* WRITTEN REQUEST: What lines of the data include the string "likes"? Copy them all.

———

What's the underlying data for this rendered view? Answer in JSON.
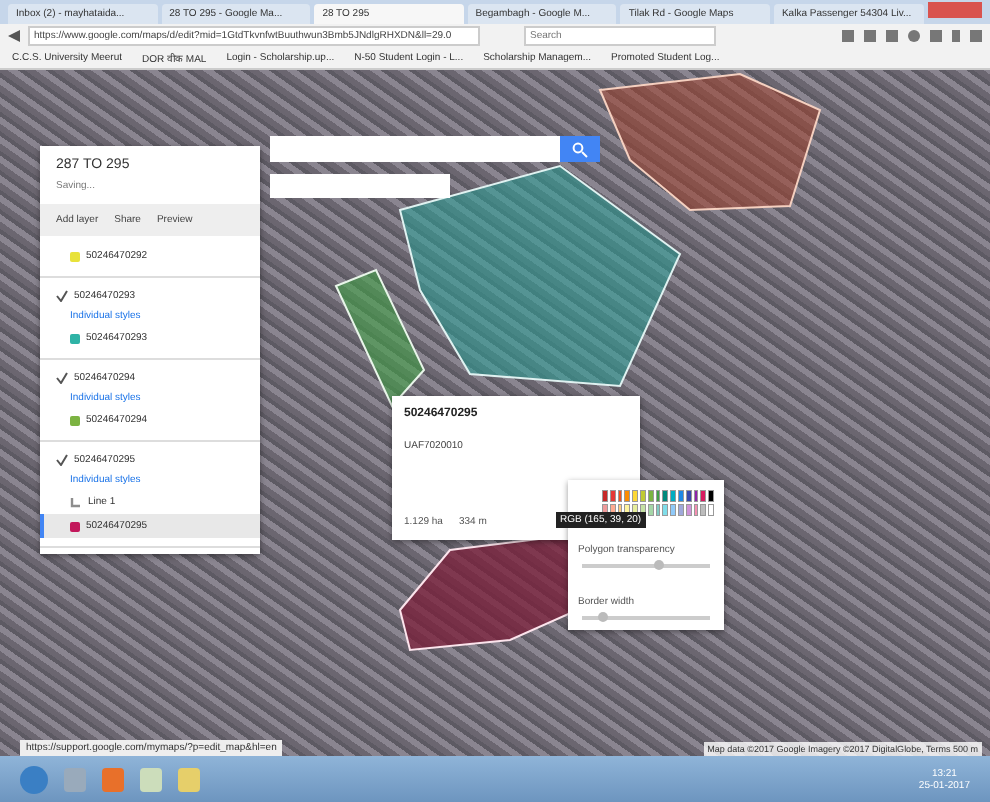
{
  "tabs": [
    {
      "label": "Inbox (2) - mayhataida...",
      "selected": false
    },
    {
      "label": "28 TO 295 - Google Ma...",
      "selected": false
    },
    {
      "label": "28 TO 295",
      "selected": true
    },
    {
      "label": "Begambagh - Google M...",
      "selected": false
    },
    {
      "label": "Tilak Rd - Google Maps",
      "selected": false
    },
    {
      "label": "Kalka Passenger 54304 Liv...",
      "selected": false
    }
  ],
  "address_bar": {
    "url": "https://www.google.com/maps/d/edit?mid=1GtdTkvnfwtBuuthwun3Bmb5JNdlgRHXDN&ll=29.0",
    "search_placeholder": "Search"
  },
  "bookmarks": [
    "C.C.S. University Meerut",
    "DOR वीक MAL",
    "Login - Scholarship.up...",
    "N-50 Student Login - L...",
    "Scholarship Managem...",
    "Promoted Student Log..."
  ],
  "map_panel": {
    "title": "287 TO 295",
    "status": "Saving...",
    "actions": [
      "Add layer",
      "Share",
      "Preview"
    ],
    "layers": [
      {
        "features": [
          {
            "label": "50246470292",
            "kind": "polygon",
            "color": "#e8e23a",
            "selected": false
          }
        ]
      },
      {
        "name": "50246470293",
        "checked": true,
        "style": "Individual styles",
        "features": [
          {
            "label": "50246470293",
            "kind": "polygon",
            "color": "#2fb3a6",
            "selected": false
          }
        ]
      },
      {
        "name": "50246470294",
        "checked": true,
        "style": "Individual styles",
        "features": [
          {
            "label": "50246470294",
            "kind": "polygon",
            "color": "#7cb342",
            "selected": false
          }
        ]
      },
      {
        "name": "50246470295",
        "checked": true,
        "style": "Individual styles",
        "features": [
          {
            "label": "Line 1",
            "kind": "line",
            "color": "#8d8d8d",
            "selected": false
          },
          {
            "label": "50246470295",
            "kind": "polygon",
            "color": "#c2185b",
            "selected": true
          }
        ]
      }
    ]
  },
  "info_popup": {
    "title": "50246470295",
    "description": "UAF7020010",
    "area": "1.129 ha",
    "perimeter": "334 m"
  },
  "color_picker": {
    "tooltip": "RGB (165, 39, 20)",
    "sliders": [
      {
        "label": "Polygon transparency",
        "level": 0.6
      },
      {
        "label": "Border width",
        "level": 0.15
      }
    ]
  },
  "status_link": "https://support.google.com/mymaps/?p=edit_map&hl=en",
  "map_credits": "Map data ©2017 Google Imagery ©2017 DigitalGlobe, Terms 500 m",
  "taskbar": {
    "time": "13:21",
    "date": "25-01-2017"
  }
}
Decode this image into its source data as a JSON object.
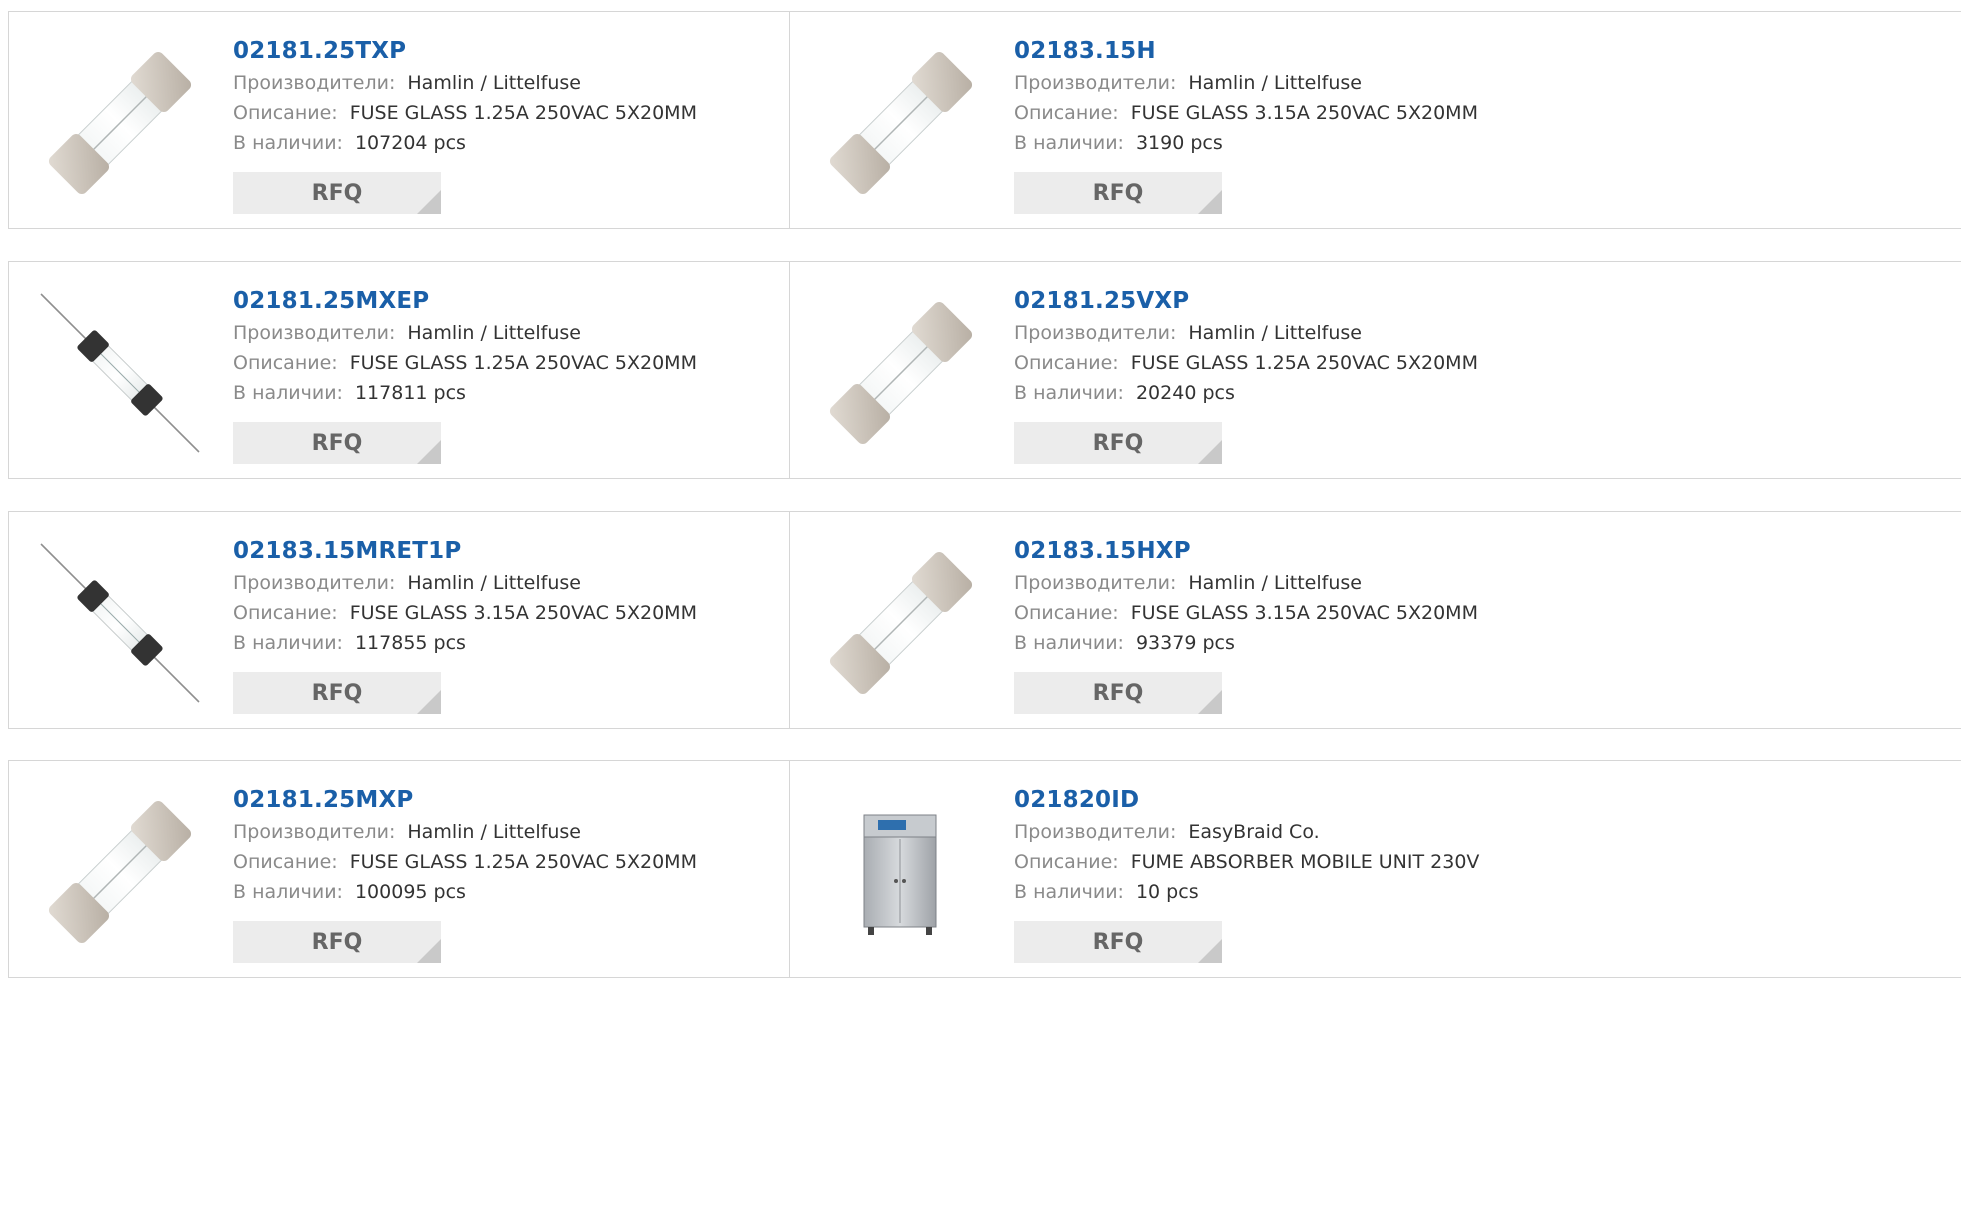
{
  "labels": {
    "manufacturer": "Производители:",
    "description": "Описание:",
    "stock": "В наличии:",
    "rfq": "RFQ"
  },
  "colors": {
    "link": "#1a5fa8",
    "label": "#8a8a8a",
    "button_bg": "#ececec"
  },
  "products": [
    {
      "part": "02181.25TXP",
      "manufacturer": "Hamlin / Littelfuse",
      "description": "FUSE GLASS 1.25A 250VAC 5X20MM",
      "stock": "107204 pcs",
      "icon": "glass-fuse-image"
    },
    {
      "part": "02183.15H",
      "manufacturer": "Hamlin / Littelfuse",
      "description": "FUSE GLASS 3.15A 250VAC 5X20MM",
      "stock": "3190 pcs",
      "icon": "glass-fuse-image"
    },
    {
      "part": "02181.25MXEP",
      "manufacturer": "Hamlin / Littelfuse",
      "description": "FUSE GLASS 1.25A 250VAC 5X20MM",
      "stock": "117811 pcs",
      "icon": "axial-fuse-image"
    },
    {
      "part": "02181.25VXP",
      "manufacturer": "Hamlin / Littelfuse",
      "description": "FUSE GLASS 1.25A 250VAC 5X20MM",
      "stock": "20240 pcs",
      "icon": "glass-fuse-image"
    },
    {
      "part": "02183.15MRET1P",
      "manufacturer": "Hamlin / Littelfuse",
      "description": "FUSE GLASS 3.15A 250VAC 5X20MM",
      "stock": "117855 pcs",
      "icon": "axial-fuse-image"
    },
    {
      "part": "02183.15HXP",
      "manufacturer": "Hamlin / Littelfuse",
      "description": "FUSE GLASS 3.15A 250VAC 5X20MM",
      "stock": "93379 pcs",
      "icon": "glass-fuse-image"
    },
    {
      "part": "02181.25MXP",
      "manufacturer": "Hamlin / Littelfuse",
      "description": "FUSE GLASS 1.25A 250VAC 5X20MM",
      "stock": "100095 pcs",
      "icon": "glass-fuse-image"
    },
    {
      "part": "021820ID",
      "manufacturer": "EasyBraid Co.",
      "description": "FUME ABSORBER MOBILE UNIT 230V",
      "stock": "10 pcs",
      "icon": "fume-absorber-image"
    }
  ]
}
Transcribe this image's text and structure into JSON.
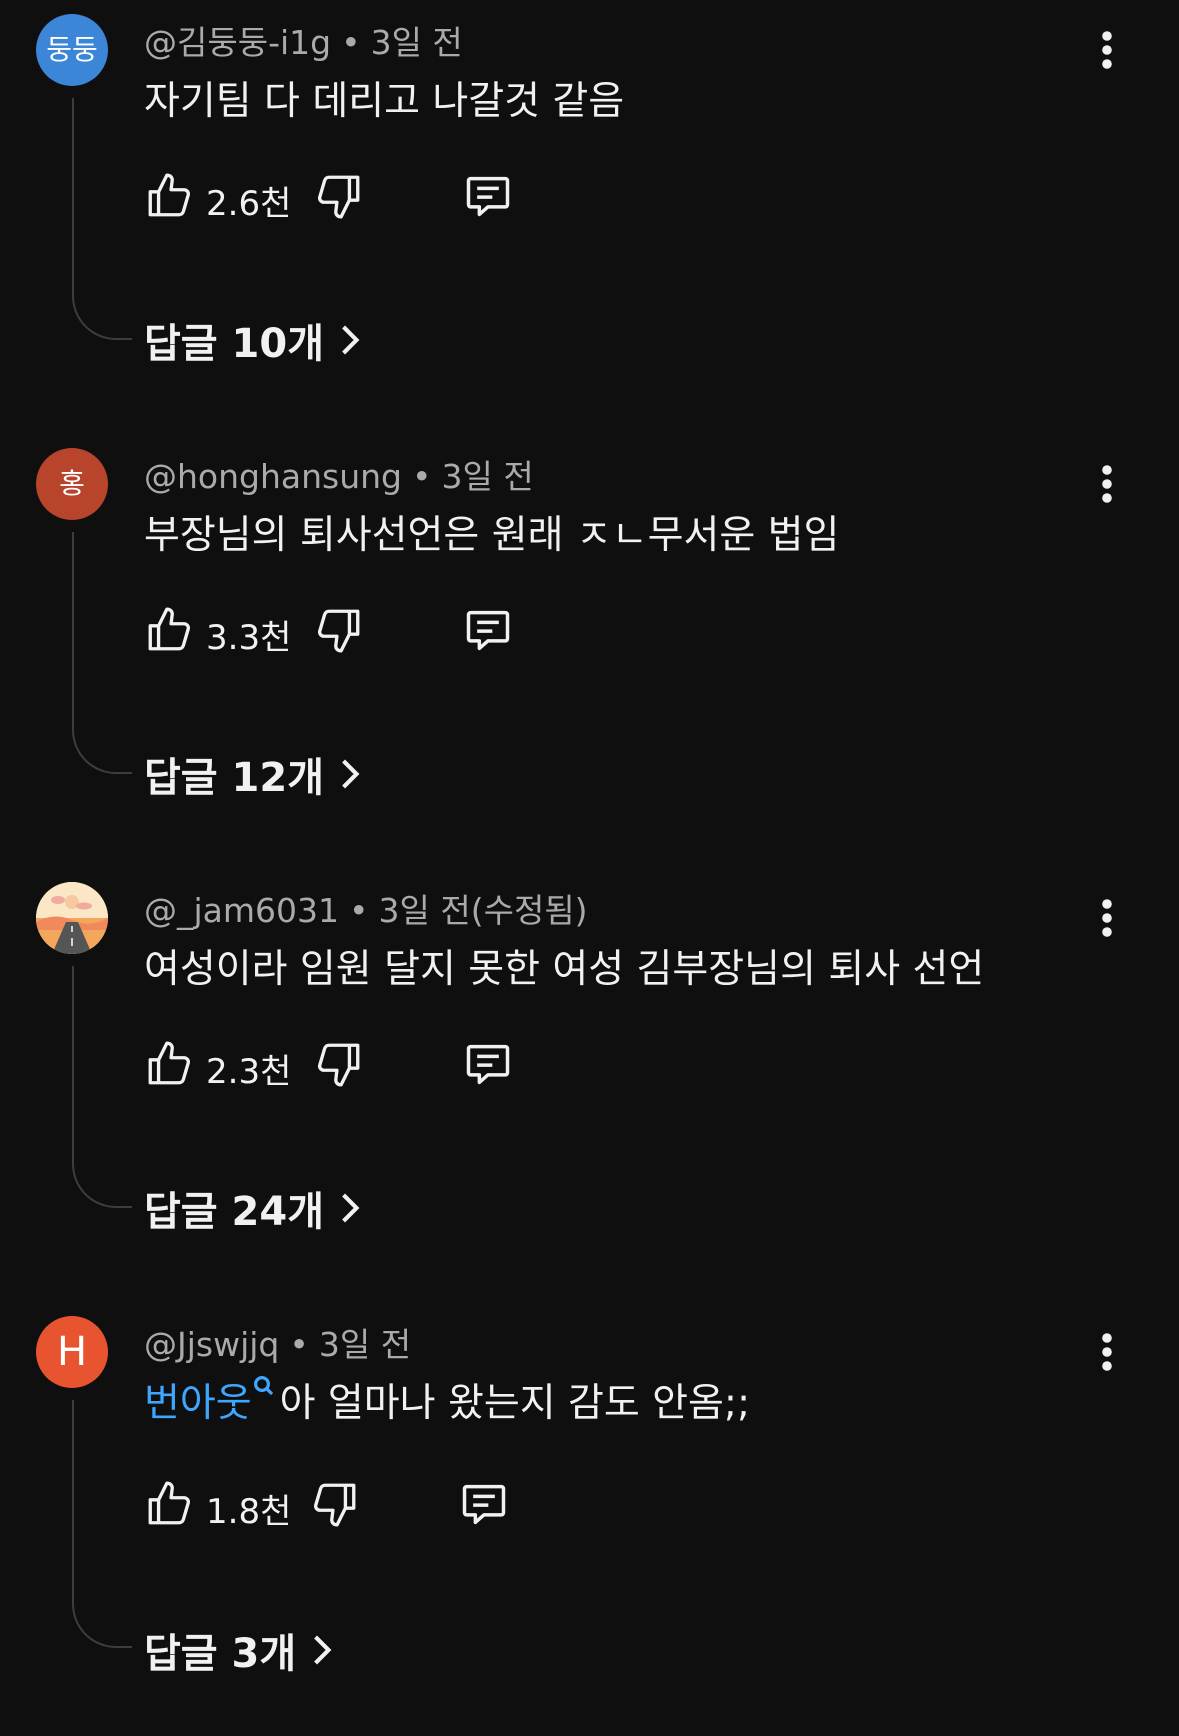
{
  "comments": [
    {
      "avatar_text": "둥둥",
      "avatar_color": "#3b86d6",
      "author": "@김둥둥-i1g",
      "time": "3일 전",
      "text": "자기팀 다 데리고 나갈것 같음",
      "likes": "2.6천",
      "replies": "답글 10개"
    },
    {
      "avatar_text": "홍",
      "avatar_color": "#b8442c",
      "author": "@honghansung",
      "time": "3일 전",
      "text": "부장님의 퇴사선언은 원래 ㅈㄴ무서운 법임",
      "likes": "3.3천",
      "replies": "답글 12개"
    },
    {
      "avatar_text": "",
      "avatar_color": "#f5c28a",
      "author": "@_jam6031",
      "time": "3일 전(수정됨)",
      "text": "여성이라 임원 달지 못한 여성 김부장님의 퇴사 선언",
      "likes": "2.3천",
      "replies": "답글 24개"
    },
    {
      "avatar_text": "H",
      "avatar_color": "#e8542f",
      "author": "@Jjswjjq",
      "time": "3일 전",
      "text_link": "번아웃",
      "text": "아 얼마나 왔는지 감도 안옴;;",
      "likes": "1.8천",
      "replies": "답글 3개"
    }
  ],
  "icons": {
    "like": "thumb-up-icon",
    "dislike": "thumb-down-icon",
    "reply": "comment-icon",
    "more": "more-vert-icon",
    "chevron": "chevron-right-icon",
    "search": "search-icon"
  }
}
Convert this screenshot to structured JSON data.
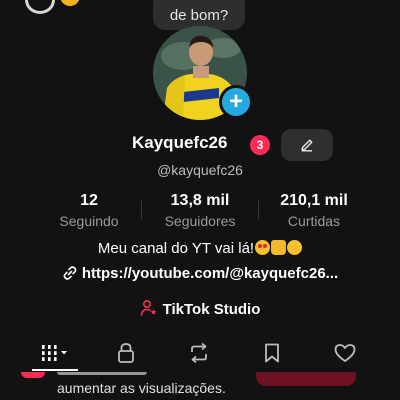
{
  "top_bubble": {
    "text": "de bom?"
  },
  "profile": {
    "username": "Kayquefc26",
    "notification_count": "3",
    "handle": "@kayquefc26"
  },
  "stats": [
    {
      "value": "12",
      "label": "Seguindo"
    },
    {
      "value": "13,8 mil",
      "label": "Seguidores"
    },
    {
      "value": "210,1 mil",
      "label": "Curtidas"
    }
  ],
  "bio": {
    "text": "Meu canal do YT vai lá!",
    "emojis": [
      "heart-eyes-emoji",
      "thumbs-up-emoji",
      "wink-emoji"
    ]
  },
  "link": {
    "icon": "link-icon",
    "text": "https://youtube.com/@kayquefc26..."
  },
  "studio": {
    "icon": "studio-person-icon",
    "label": "TikTok Studio",
    "icon_color": "#fe2c55"
  },
  "tabs": [
    {
      "icon": "grid-videos-icon",
      "active": true
    },
    {
      "icon": "lock-icon",
      "active": false
    },
    {
      "icon": "repost-icon",
      "active": false
    },
    {
      "icon": "bookmark-icon",
      "active": false
    },
    {
      "icon": "heart-icon",
      "active": false
    }
  ],
  "bottom_banner": {
    "text": "aumentar as visualizações."
  },
  "colors": {
    "background": "#121212",
    "accent": "#fe2c55",
    "add_button": "#26a9e0",
    "secondary_text": "#9a9a9a"
  }
}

———

* THE REPLY:
      "likes": "2.6천",
      "likes": "3.3천",
      "likes": "2.3천",
      "likes": "1.8천",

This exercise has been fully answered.